#### EXERCISE TASK:
Find the word "essential" in the records below. List each line containing it.

#### DATASET ROWS:
* * * * * * * * *
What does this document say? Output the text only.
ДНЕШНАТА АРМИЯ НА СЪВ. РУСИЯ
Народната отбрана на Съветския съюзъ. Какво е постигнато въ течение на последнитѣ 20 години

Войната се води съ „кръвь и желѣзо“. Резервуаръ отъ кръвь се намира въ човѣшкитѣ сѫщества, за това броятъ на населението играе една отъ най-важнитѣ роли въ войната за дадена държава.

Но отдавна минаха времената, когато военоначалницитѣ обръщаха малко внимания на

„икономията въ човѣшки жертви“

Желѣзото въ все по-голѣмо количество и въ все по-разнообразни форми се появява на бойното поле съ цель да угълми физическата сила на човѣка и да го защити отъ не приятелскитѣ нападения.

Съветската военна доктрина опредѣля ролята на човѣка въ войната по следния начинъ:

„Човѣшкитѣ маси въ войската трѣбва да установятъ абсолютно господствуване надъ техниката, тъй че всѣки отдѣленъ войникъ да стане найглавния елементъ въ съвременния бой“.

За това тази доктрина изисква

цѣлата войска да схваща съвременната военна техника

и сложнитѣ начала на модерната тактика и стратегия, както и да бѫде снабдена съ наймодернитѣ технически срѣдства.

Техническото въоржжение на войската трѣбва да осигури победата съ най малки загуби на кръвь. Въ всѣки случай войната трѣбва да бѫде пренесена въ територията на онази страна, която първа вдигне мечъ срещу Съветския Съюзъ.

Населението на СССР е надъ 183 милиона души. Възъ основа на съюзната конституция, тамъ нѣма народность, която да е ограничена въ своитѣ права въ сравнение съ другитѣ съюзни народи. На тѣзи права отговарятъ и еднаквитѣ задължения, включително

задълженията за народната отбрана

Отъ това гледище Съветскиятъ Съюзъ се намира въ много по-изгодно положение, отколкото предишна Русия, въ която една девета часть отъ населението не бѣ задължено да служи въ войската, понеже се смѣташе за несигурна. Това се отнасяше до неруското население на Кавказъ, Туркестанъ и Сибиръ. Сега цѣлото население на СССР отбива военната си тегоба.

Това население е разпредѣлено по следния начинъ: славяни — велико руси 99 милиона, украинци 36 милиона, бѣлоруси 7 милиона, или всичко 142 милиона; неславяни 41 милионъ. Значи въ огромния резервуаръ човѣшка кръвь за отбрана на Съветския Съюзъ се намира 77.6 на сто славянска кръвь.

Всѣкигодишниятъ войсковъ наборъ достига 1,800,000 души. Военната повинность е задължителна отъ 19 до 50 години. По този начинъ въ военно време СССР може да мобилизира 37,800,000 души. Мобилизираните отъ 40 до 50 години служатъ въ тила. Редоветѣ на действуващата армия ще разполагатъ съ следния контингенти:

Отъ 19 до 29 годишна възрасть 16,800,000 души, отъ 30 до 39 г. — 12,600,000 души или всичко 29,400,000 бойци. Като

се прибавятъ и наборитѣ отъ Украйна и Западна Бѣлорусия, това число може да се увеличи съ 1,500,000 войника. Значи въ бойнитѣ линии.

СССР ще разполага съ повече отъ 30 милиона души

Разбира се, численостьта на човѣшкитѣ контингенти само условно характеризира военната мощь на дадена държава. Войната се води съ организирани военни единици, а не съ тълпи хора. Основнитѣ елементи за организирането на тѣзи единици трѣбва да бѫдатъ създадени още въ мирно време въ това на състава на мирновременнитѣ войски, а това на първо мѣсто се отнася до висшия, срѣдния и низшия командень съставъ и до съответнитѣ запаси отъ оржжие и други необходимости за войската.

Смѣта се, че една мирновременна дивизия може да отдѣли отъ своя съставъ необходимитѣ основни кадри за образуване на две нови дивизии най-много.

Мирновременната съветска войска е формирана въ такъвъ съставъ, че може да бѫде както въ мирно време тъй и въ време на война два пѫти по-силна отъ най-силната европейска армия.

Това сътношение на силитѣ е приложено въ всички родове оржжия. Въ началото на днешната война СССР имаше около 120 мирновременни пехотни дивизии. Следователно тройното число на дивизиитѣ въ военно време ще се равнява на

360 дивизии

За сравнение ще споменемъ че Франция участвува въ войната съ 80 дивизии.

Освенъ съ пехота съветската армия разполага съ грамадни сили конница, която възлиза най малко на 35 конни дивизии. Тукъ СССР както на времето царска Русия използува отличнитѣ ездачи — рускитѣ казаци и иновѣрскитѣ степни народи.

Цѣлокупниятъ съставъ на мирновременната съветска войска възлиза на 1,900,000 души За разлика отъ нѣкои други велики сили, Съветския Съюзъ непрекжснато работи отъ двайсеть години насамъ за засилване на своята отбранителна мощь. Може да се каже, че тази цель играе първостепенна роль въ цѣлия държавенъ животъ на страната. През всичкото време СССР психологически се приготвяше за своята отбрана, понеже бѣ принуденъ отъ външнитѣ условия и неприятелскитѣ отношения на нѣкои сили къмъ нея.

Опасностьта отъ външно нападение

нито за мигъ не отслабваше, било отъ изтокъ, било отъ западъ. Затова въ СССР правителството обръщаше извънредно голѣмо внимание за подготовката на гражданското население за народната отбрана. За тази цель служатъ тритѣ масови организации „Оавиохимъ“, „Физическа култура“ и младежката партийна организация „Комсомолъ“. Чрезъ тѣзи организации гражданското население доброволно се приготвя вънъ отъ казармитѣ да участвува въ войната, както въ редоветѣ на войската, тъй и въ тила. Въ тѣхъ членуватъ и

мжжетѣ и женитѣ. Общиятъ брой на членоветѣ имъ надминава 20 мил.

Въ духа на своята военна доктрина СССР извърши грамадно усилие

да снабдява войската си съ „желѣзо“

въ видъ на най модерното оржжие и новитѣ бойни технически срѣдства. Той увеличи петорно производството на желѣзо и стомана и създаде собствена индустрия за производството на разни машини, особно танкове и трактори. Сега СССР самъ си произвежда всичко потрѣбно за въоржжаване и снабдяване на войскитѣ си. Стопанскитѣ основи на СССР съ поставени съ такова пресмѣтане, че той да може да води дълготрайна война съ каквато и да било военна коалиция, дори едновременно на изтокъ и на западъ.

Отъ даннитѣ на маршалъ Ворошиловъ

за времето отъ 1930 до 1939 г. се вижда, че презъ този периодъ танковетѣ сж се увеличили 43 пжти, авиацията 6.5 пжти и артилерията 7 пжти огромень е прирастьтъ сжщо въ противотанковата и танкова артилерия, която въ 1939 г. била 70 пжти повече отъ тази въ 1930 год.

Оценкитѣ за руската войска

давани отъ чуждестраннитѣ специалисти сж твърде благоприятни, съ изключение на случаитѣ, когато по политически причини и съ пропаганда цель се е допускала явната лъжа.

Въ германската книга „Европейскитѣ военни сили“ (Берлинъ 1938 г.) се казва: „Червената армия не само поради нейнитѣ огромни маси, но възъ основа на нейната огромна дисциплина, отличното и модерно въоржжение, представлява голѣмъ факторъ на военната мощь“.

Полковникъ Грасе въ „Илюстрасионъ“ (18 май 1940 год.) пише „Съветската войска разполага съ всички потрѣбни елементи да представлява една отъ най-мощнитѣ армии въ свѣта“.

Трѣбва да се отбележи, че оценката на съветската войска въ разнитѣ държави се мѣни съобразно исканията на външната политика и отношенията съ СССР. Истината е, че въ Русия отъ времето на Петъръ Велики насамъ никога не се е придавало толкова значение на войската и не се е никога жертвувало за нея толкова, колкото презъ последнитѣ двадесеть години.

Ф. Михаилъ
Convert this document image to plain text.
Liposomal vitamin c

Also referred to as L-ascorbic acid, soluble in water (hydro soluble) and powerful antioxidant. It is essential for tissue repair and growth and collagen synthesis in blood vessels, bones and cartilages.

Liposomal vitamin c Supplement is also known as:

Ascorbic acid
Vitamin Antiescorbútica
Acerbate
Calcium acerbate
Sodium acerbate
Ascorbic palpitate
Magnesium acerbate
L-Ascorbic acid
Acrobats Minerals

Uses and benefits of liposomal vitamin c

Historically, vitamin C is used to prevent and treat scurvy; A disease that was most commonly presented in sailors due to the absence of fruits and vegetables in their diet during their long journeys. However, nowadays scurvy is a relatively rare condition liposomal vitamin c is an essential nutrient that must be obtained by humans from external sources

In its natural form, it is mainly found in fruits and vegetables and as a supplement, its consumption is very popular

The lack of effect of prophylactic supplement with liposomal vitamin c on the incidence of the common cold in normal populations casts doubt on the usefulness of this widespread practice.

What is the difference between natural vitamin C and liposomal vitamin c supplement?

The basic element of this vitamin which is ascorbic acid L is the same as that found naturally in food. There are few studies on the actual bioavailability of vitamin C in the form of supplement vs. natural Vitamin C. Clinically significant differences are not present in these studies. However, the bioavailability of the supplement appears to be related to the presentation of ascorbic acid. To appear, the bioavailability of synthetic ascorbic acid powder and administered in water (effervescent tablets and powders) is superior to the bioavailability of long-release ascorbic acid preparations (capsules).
* * * * * * * * *
#### CORRECT RESPONSE:
Also referred to as L-ascorbic acid, soluble in water (hydro soluble) and powerful antioxidant. It is essential for tissue repair and growth and collagen synthesis in blood vessels, bones and cartilages.
Historically, vitamin C is used to prevent and treat scurvy; A disease that was most commonly presented in sailors due to the absence of fruits and vegetables in their diet during their long journeys. However, nowadays scurvy is a relatively rare condition liposomal vitamin c is an essential nutrient that must be obtained by humans from external sources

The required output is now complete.